__EXERCISE DETAILS__. Below are the records; locate each line with the word "COMP" and copy it.

====== INPUT

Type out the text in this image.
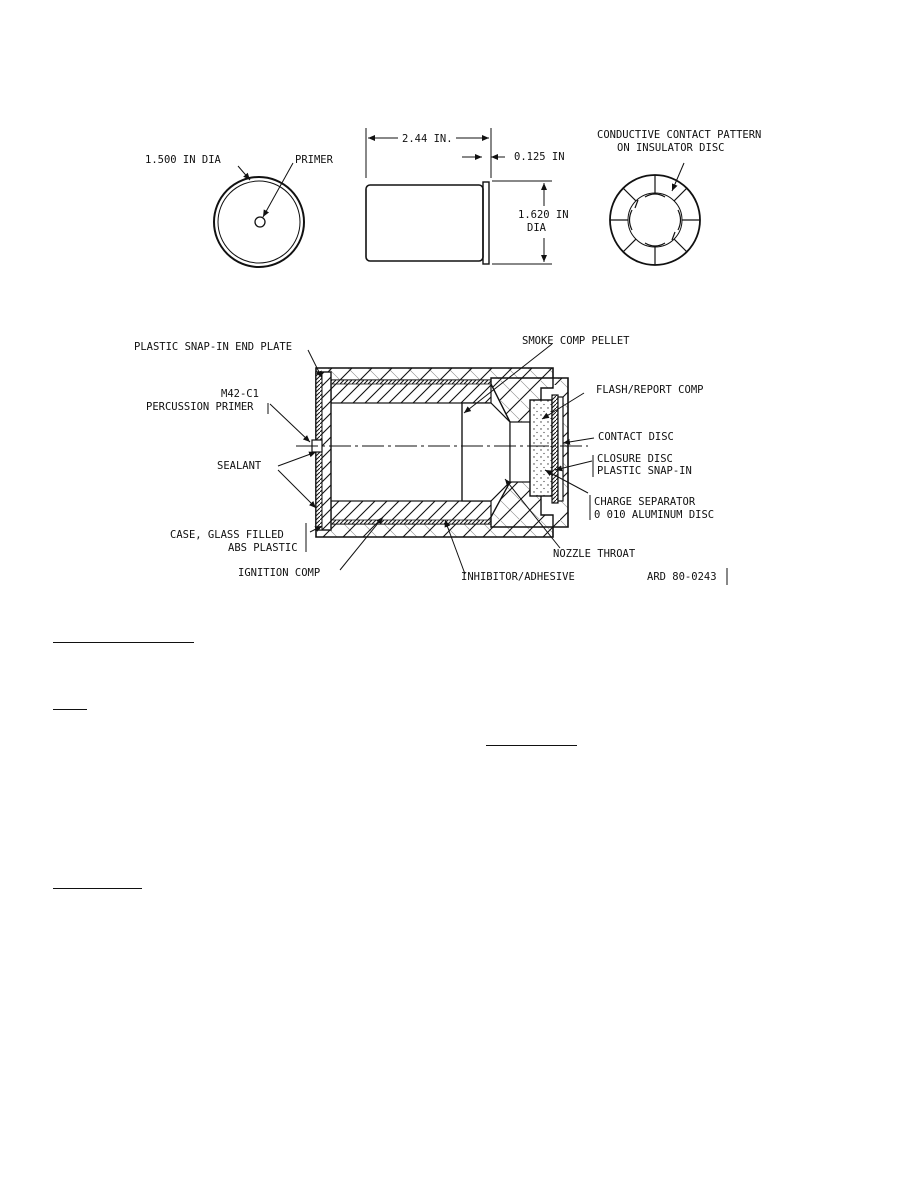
1.500 IN DIA	PRIMER
2.44 IN.
0.125 IN
1.620 IN
DIA
CONDUCTIVE CONTACT PATTERN
ON INSULATOR DISC
PLASTIC SNAP-IN END PLATE
M42-C1
PERCUSSION PRIMER
SEALANT
CASE, GLASS FILLED
ABS PLASTIC
IGNITION COMP	INHIBITOR/ADHESIVE
SMOKE COMP PELLET
FLASH/REPORT COMP
CONTACT DISC
CLOSURE DISC
PLASTIC SNAP-IN
CHARGE SEPARATOR
0 010 ALUMINUM DISC
NOZZLE THROAT
ARD 80-0243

============

__ANSWER FOR THIS EXERCISE__.
IGNITION COMP	INHIBITOR/ADHESIVE
SMOKE COMP PELLET
FLASH/REPORT COMP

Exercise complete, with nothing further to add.